Items listed in a dataset:
++++
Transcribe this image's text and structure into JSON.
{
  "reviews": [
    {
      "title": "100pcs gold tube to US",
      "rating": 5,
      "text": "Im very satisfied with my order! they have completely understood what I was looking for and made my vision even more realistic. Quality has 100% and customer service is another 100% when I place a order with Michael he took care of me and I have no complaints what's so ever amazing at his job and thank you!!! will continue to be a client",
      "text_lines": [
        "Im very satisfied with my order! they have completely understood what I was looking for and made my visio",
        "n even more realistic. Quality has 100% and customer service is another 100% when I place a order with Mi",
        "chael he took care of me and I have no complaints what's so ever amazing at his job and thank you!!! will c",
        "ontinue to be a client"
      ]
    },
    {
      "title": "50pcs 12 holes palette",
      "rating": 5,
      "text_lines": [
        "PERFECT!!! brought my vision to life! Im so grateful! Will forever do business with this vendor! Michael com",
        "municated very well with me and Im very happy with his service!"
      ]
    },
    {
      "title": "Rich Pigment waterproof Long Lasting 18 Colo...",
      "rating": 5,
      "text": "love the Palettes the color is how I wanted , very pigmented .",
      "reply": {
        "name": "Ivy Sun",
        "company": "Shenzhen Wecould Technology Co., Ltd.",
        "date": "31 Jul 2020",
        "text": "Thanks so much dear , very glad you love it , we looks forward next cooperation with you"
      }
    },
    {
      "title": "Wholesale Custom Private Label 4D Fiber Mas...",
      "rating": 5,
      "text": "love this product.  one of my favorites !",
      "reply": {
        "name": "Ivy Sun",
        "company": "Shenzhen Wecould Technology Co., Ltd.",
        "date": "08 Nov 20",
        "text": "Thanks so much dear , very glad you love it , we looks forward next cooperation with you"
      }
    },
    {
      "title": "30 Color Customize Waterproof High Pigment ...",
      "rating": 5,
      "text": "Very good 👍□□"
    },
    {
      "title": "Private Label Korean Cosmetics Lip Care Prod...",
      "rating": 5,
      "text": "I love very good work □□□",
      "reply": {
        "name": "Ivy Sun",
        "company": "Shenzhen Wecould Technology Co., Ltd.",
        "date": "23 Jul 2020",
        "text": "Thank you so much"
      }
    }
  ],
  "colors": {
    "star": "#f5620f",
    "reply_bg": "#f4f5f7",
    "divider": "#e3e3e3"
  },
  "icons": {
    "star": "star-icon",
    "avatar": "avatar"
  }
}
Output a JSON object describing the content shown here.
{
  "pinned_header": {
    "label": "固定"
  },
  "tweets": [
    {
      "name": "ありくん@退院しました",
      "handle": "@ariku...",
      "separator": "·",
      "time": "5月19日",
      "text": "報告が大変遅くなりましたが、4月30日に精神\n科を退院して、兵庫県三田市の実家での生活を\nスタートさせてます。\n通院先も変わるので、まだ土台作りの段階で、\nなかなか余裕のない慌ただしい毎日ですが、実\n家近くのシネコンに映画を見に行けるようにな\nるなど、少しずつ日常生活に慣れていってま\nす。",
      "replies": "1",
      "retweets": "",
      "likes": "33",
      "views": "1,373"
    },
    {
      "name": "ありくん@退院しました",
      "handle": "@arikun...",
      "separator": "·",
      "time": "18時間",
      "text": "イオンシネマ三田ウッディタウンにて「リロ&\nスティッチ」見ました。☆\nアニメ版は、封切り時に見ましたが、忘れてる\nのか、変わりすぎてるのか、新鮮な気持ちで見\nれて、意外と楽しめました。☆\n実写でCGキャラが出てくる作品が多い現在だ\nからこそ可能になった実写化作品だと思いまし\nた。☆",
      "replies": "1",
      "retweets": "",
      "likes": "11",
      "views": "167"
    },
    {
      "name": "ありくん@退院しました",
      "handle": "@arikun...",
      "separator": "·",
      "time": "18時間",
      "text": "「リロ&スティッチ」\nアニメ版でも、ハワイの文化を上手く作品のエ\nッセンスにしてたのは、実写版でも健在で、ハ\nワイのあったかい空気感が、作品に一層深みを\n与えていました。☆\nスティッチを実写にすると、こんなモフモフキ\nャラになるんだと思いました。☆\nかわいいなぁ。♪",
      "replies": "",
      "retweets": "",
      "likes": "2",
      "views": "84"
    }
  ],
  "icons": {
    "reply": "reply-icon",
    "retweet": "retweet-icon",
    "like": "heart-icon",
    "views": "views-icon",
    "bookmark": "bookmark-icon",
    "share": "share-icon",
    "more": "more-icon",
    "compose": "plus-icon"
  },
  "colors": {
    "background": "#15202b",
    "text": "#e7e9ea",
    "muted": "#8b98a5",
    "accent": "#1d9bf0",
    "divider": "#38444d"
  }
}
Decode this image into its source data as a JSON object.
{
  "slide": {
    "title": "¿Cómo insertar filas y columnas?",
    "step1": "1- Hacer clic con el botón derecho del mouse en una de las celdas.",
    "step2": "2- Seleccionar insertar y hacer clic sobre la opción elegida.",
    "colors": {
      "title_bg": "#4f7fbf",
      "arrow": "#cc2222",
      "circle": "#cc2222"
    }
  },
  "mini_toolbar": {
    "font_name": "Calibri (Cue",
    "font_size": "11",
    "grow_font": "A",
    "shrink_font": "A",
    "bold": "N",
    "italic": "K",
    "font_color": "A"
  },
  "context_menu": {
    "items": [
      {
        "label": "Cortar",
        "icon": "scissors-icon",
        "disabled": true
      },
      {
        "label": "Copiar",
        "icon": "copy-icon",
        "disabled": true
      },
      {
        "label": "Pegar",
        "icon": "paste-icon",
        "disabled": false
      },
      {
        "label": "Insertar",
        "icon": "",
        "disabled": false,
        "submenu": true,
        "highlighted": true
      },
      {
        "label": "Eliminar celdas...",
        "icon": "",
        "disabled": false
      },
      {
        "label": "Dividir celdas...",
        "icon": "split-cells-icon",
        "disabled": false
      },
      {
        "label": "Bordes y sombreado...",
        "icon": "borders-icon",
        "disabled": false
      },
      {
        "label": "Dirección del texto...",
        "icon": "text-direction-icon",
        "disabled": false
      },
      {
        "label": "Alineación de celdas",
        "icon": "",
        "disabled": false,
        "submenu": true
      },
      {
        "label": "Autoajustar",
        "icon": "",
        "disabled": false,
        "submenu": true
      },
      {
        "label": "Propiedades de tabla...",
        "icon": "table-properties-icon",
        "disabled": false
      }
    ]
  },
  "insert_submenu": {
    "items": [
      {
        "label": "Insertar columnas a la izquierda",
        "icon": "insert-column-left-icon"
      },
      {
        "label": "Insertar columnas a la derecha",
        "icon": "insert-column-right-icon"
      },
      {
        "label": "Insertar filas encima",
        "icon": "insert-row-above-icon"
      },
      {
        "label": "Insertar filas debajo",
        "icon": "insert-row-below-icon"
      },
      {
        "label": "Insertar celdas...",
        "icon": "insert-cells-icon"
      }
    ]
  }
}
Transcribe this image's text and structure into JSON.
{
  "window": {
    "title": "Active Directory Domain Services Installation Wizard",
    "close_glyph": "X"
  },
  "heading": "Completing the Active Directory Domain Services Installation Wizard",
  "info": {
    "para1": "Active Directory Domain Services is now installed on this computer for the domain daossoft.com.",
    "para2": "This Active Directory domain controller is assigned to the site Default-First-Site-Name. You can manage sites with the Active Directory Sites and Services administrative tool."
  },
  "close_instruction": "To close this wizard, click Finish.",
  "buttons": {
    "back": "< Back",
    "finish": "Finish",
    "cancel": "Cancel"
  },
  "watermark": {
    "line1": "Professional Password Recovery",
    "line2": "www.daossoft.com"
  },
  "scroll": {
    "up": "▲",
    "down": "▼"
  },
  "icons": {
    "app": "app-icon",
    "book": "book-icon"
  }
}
++++
GIVEN REQUEST:
Reproduce every line above without error.

ANSWER TO THIS TASK:
Transcribe this image's text and structure into JSON.
{
  "reviews": [
    {
      "title": "100pcs gold tube to US",
      "rating": 5,
      "text": "Im very satisfied with my order! they have completely understood what I was looking for and made my vision even more realistic. Quality has 100% and customer service is another 100% when I place a order with Michael he took care of me and I have no complaints what's so ever amazing at his job and thank you!!! will continue to be a client",
      "text_lines": [
        "Im very satisfied with my order! they have completely understood what I was looking for and made my visio",
        "n even more realistic. Quality has 100% and customer service is another 100% when I place a order with Mi",
        "chael he took care of me and I have no complaints what's so ever amazing at his job and thank you!!! will c",
        "ontinue to be a client"
      ]
    },
    {
      "title": "50pcs 12 holes palette",
      "rating": 5,
      "text_lines": [
        "PERFECT!!! brought my vision to life! Im so grateful! Will forever do business with this vendor! Michael com",
        "municated very well with me and Im very happy with his service!"
      ]
    },
    {
      "title": "Rich Pigment waterproof Long Lasting 18 Colo...",
      "rating": 5,
      "text": "love the Palettes the color is how I wanted , very pigmented .",
      "reply": {
        "name": "Ivy Sun",
        "company": "Shenzhen Wecould Technology Co., Ltd.",
        "date": "31 Jul 2020",
        "text": "Thanks so much dear , very glad you love it , we looks forward next cooperation with you"
      }
    },
    {
      "title": "Wholesale Custom Private Label 4D Fiber Mas...",
      "rating": 5,
      "text": "love this product.  one of my favorites !",
      "reply": {
        "name": "Ivy Sun",
        "company": "Shenzhen Wecould Technology Co., Ltd.",
        "date": "08 Nov 20",
        "text": "Thanks so much dear , very glad you love it , we looks forward next cooperation with you"
      }
    },
    {
      "title": "30 Color Customize Waterproof High Pigment ...",
      "rating": 5,
      "text": "Very good 👍□□"
    },
    {
      "title": "Private Label Korean Cosmetics Lip Care Prod...",
      "rating": 5,
      "text": "I love very good work □□□",
      "reply": {
        "name": "Ivy Sun",
        "company": "Shenzhen Wecould Technology Co., Ltd.",
        "date": "23 Jul 2020",
        "text": "Thank you so much"
      }
    }
  ],
  "colors": {
    "star": "#f5620f",
    "reply_bg": "#f4f5f7",
    "divider": "#e3e3e3"
  },
  "icons": {
    "star": "star-icon",
    "avatar": "avatar"
  }
}
Output a JSON object describing the content shown here.
{
  "pinned_header": {
    "label": "固定"
  },
  "tweets": [
    {
      "name": "ありくん@退院しました",
      "handle": "@ariku...",
      "separator": "·",
      "time": "5月19日",
      "text": "報告が大変遅くなりましたが、4月30日に精神\n科を退院して、兵庫県三田市の実家での生活を\nスタートさせてます。\n通院先も変わるので、まだ土台作りの段階で、\nなかなか余裕のない慌ただしい毎日ですが、実\n家近くのシネコンに映画を見に行けるようにな\nるなど、少しずつ日常生活に慣れていってま\nす。",
      "replies": "1",
      "retweets": "",
      "likes": "33",
      "views": "1,373"
    },
    {
      "name": "ありくん@退院しました",
      "handle": "@arikun...",
      "separator": "·",
      "time": "18時間",
      "text": "イオンシネマ三田ウッディタウンにて「リロ&\nスティッチ」見ました。☆\nアニメ版は、封切り時に見ましたが、忘れてる\nのか、変わりすぎてるのか、新鮮な気持ちで見\nれて、意外と楽しめました。☆\n実写でCGキャラが出てくる作品が多い現在だ\nからこそ可能になった実写化作品だと思いまし\nた。☆",
      "replies": "1",
      "retweets": "",
      "likes": "11",
      "views": "167"
    },
    {
      "name": "ありくん@退院しました",
      "handle": "@arikun...",
      "separator": "·",
      "time": "18時間",
      "text": "「リロ&スティッチ」\nアニメ版でも、ハワイの文化を上手く作品のエ\nッセンスにしてたのは、実写版でも健在で、ハ\nワイのあったかい空気感が、作品に一層深みを\n与えていました。☆\nスティッチを実写にすると、こんなモフモフキ\nャラになるんだと思いました。☆\nかわいいなぁ。♪",
      "replies": "",
      "retweets": "",
      "likes": "2",
      "views": "84"
    }
  ],
  "icons": {
    "reply": "reply-icon",
    "retweet": "retweet-icon",
    "like": "heart-icon",
    "views": "views-icon",
    "bookmark": "bookmark-icon",
    "share": "share-icon",
    "more": "more-icon",
    "compose": "plus-icon"
  },
  "colors": {
    "background": "#15202b",
    "text": "#e7e9ea",
    "muted": "#8b98a5",
    "accent": "#1d9bf0",
    "divider": "#38444d"
  }
}
Decode this image into its source data as a JSON object.
{
  "slide": {
    "title": "¿Cómo insertar filas y columnas?",
    "step1": "1- Hacer clic con el botón derecho del mouse en una de las celdas.",
    "step2": "2- Seleccionar insertar y hacer clic sobre la opción elegida.",
    "colors": {
      "title_bg": "#4f7fbf",
      "arrow": "#cc2222",
      "circle": "#cc2222"
    }
  },
  "mini_toolbar": {
    "font_name": "Calibri (Cue",
    "font_size": "11",
    "grow_font": "A",
    "shrink_font": "A",
    "bold": "N",
    "italic": "K",
    "font_color": "A"
  },
  "context_menu": {
    "items": [
      {
        "label": "Cortar",
        "icon": "scissors-icon",
        "disabled": true
      },
      {
        "label": "Copiar",
        "icon": "copy-icon",
        "disabled": true
      },
      {
        "label": "Pegar",
        "icon": "paste-icon",
        "disabled": false
      },
      {
        "label": "Insertar",
        "icon": "",
        "disabled": false,
        "submenu": true,
        "highlighted": true
      },
      {
        "label": "Eliminar celdas...",
        "icon": "",
        "disabled": false
      },
      {
        "label": "Dividir celdas...",
        "icon": "split-cells-icon",
        "disabled": false
      },
      {
        "label": "Bordes y sombreado...",
        "icon": "borders-icon",
        "disabled": false
      },
      {
        "label": "Dirección del texto...",
        "icon": "text-direction-icon",
        "disabled": false
      },
      {
        "label": "Alineación de celdas",
        "icon": "",
        "disabled": false,
        "submenu": true
      },
      {
        "label": "Autoajustar",
        "icon": "",
        "disabled": false,
        "submenu": true
      },
      {
        "label": "Propiedades de tabla...",
        "icon": "table-properties-icon",
        "disabled": false
      }
    ]
  },
  "insert_submenu": {
    "items": [
      {
        "label": "Insertar columnas a la izquierda",
        "icon": "insert-column-left-icon"
      },
      {
        "label": "Insertar columnas a la derecha",
        "icon": "insert-column-right-icon"
      },
      {
        "label": "Insertar filas encima",
        "icon": "insert-row-above-icon"
      },
      {
        "label": "Insertar filas debajo",
        "icon": "insert-row-below-icon"
      },
      {
        "label": "Insertar celdas...",
        "icon": "insert-cells-icon"
      }
    ]
  }
}
Transcribe this image's text and structure into JSON.
{
  "window": {
    "title": "Active Directory Domain Services Installation Wizard",
    "close_glyph": "X"
  },
  "heading": "Completing the Active Directory Domain Services Installation Wizard",
  "info": {
    "para1": "Active Directory Domain Services is now installed on this computer for the domain daossoft.com.",
    "para2": "This Active Directory domain controller is assigned to the site Default-First-Site-Name. You can manage sites with the Active Directory Sites and Services administrative tool."
  },
  "close_instruction": "To close this wizard, click Finish.",
  "buttons": {
    "back": "< Back",
    "finish": "Finish",
    "cancel": "Cancel"
  },
  "watermark": {
    "line1": "Professional Password Recovery",
    "line2": "www.daossoft.com"
  },
  "scroll": {
    "up": "▲",
    "down": "▼"
  },
  "icons": {
    "app": "app-icon",
    "book": "book-icon"
  }
}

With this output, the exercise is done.